> WHAT THE EXERCISE ASKS
Copy out the listing that follows, exact in every word, and skip the images.

(Records from a data source)
*****

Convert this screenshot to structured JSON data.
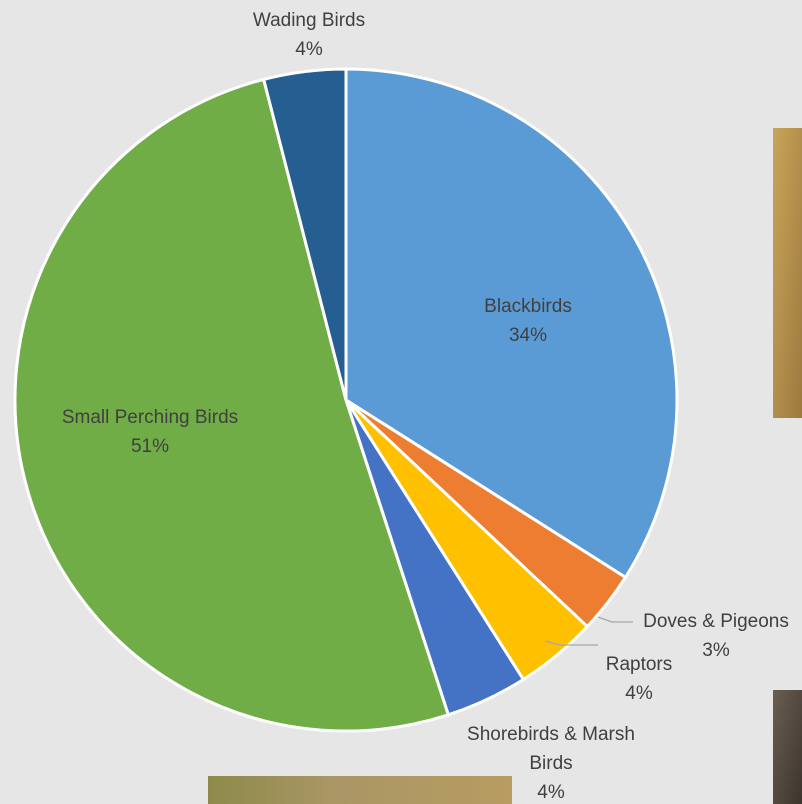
{
  "chart_data": {
    "type": "pie",
    "categories": [
      "Blackbirds",
      "Doves & Pigeons",
      "Raptors",
      "Shorebirds & Marsh Birds",
      "Small Perching Birds",
      "Wading Birds"
    ],
    "values": [
      34,
      3,
      4,
      4,
      51,
      4
    ],
    "value_labels": [
      "34%",
      "3%",
      "4%",
      "4%",
      "51%",
      "4%"
    ],
    "colors": [
      "#5b9bd5",
      "#ed7d31",
      "#ffc000",
      "#4472c4",
      "#70ad47",
      "#255e91"
    ]
  }
}
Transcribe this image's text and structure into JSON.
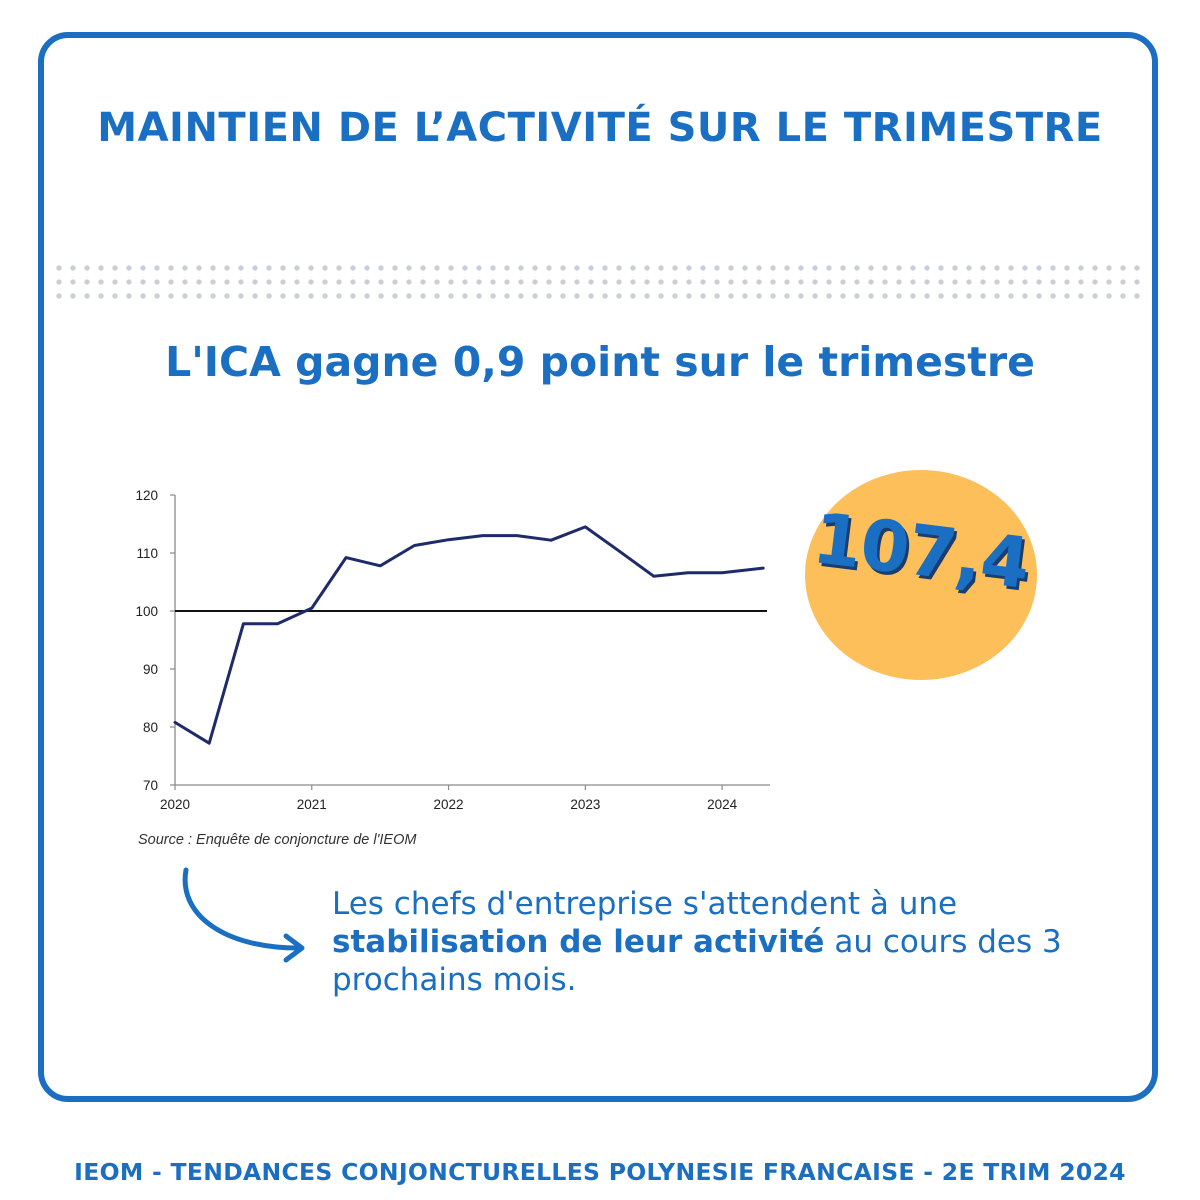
{
  "title": "MAINTIEN DE L’ACTIVITÉ SUR LE TRIMESTRE",
  "subtitle": "L'ICA gagne 0,9 point sur le trimestre",
  "badge": {
    "value": "107,4"
  },
  "note": {
    "before": "Les chefs d'entreprise s'attendent à une ",
    "bold": "stabilisation de leur activité",
    "after": " au cours des 3 prochains mois."
  },
  "footer": "IEOM - TENDANCES CONJONCTURELLES POLYNESIE FRANCAISE - 2E TRIM 2024",
  "colors": {
    "brand_blue": "#1a6fc2",
    "line_navy": "#1f2a6b",
    "badge_orange": "#fdbf5a",
    "dots_grey": "#c9cfd6"
  },
  "chart_data": {
    "type": "line",
    "title": "",
    "xlabel": "",
    "ylabel": "",
    "source": "Source : Enquête de conjoncture de l'IEOM",
    "xlim": [
      2020,
      2024.35
    ],
    "ylim": [
      70,
      120
    ],
    "yticks": [
      70,
      80,
      90,
      100,
      110,
      120
    ],
    "xticks": [
      2020,
      2021,
      2022,
      2023,
      2024
    ],
    "reference_line": 100,
    "grid": false,
    "legend": "none",
    "series": [
      {
        "x": [
          2020.0,
          2020.25,
          2020.5,
          2020.75,
          2021.0,
          2021.25,
          2021.5,
          2021.75,
          2022.0,
          2022.25,
          2022.5,
          2022.75,
          2023.0,
          2023.25,
          2023.5,
          2023.75,
          2024.0,
          2024.3
        ],
        "values": [
          80.8,
          77.2,
          97.8,
          97.8,
          100.5,
          109.2,
          107.8,
          111.3,
          112.3,
          113.0,
          113.0,
          112.2,
          114.5,
          110.3,
          106.0,
          106.6,
          106.6,
          107.4
        ]
      }
    ]
  }
}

*****

> WRITTEN ANSWER
Convert this screenshot to structured JSON data.
{
  "chart_data": {
    "type": "pie",
    "categories": [
      "Blackbirds",
      "Doves & Pigeons",
      "Raptors",
      "Shorebirds & Marsh Birds",
      "Small Perching Birds",
      "Wading Birds"
    ],
    "values": [
      34,
      3,
      4,
      4,
      51,
      4
    ],
    "value_labels": [
      "34%",
      "3%",
      "4%",
      "4%",
      "51%",
      "4%"
    ],
    "colors": [
      "#5b9bd5",
      "#ed7d31",
      "#ffc000",
      "#4472c4",
      "#70ad47",
      "#255e91"
    ]
  }
}
Transcribe this image's text and structure into JSON.
{
  "title": "MAINTIEN DE L’ACTIVITÉ SUR LE TRIMESTRE",
  "subtitle": "L'ICA gagne 0,9 point sur le trimestre",
  "badge": {
    "value": "107,4"
  },
  "note": {
    "before": "Les chefs d'entreprise s'attendent à une ",
    "bold": "stabilisation de leur activité",
    "after": " au cours des 3 prochains mois."
  },
  "footer": "IEOM - TENDANCES CONJONCTURELLES POLYNESIE FRANCAISE - 2E TRIM 2024",
  "colors": {
    "brand_blue": "#1a6fc2",
    "line_navy": "#1f2a6b",
    "badge_orange": "#fdbf5a",
    "dots_grey": "#c9cfd6"
  },
  "chart_data": {
    "type": "line",
    "title": "",
    "xlabel": "",
    "ylabel": "",
    "source": "Source : Enquête de conjoncture de l'IEOM",
    "xlim": [
      2020,
      2024.35
    ],
    "ylim": [
      70,
      120
    ],
    "yticks": [
      70,
      80,
      90,
      100,
      110,
      120
    ],
    "xticks": [
      2020,
      2021,
      2022,
      2023,
      2024
    ],
    "reference_line": 100,
    "grid": false,
    "legend": "none",
    "series": [
      {
        "x": [
          2020.0,
          2020.25,
          2020.5,
          2020.75,
          2021.0,
          2021.25,
          2021.5,
          2021.75,
          2022.0,
          2022.25,
          2022.5,
          2022.75,
          2023.0,
          2023.25,
          2023.5,
          2023.75,
          2024.0,
          2024.3
        ],
        "values": [
          80.8,
          77.2,
          97.8,
          97.8,
          100.5,
          109.2,
          107.8,
          111.3,
          112.3,
          113.0,
          113.0,
          112.2,
          114.5,
          110.3,
          106.0,
          106.6,
          106.6,
          107.4
        ]
      }
    ]
  }
}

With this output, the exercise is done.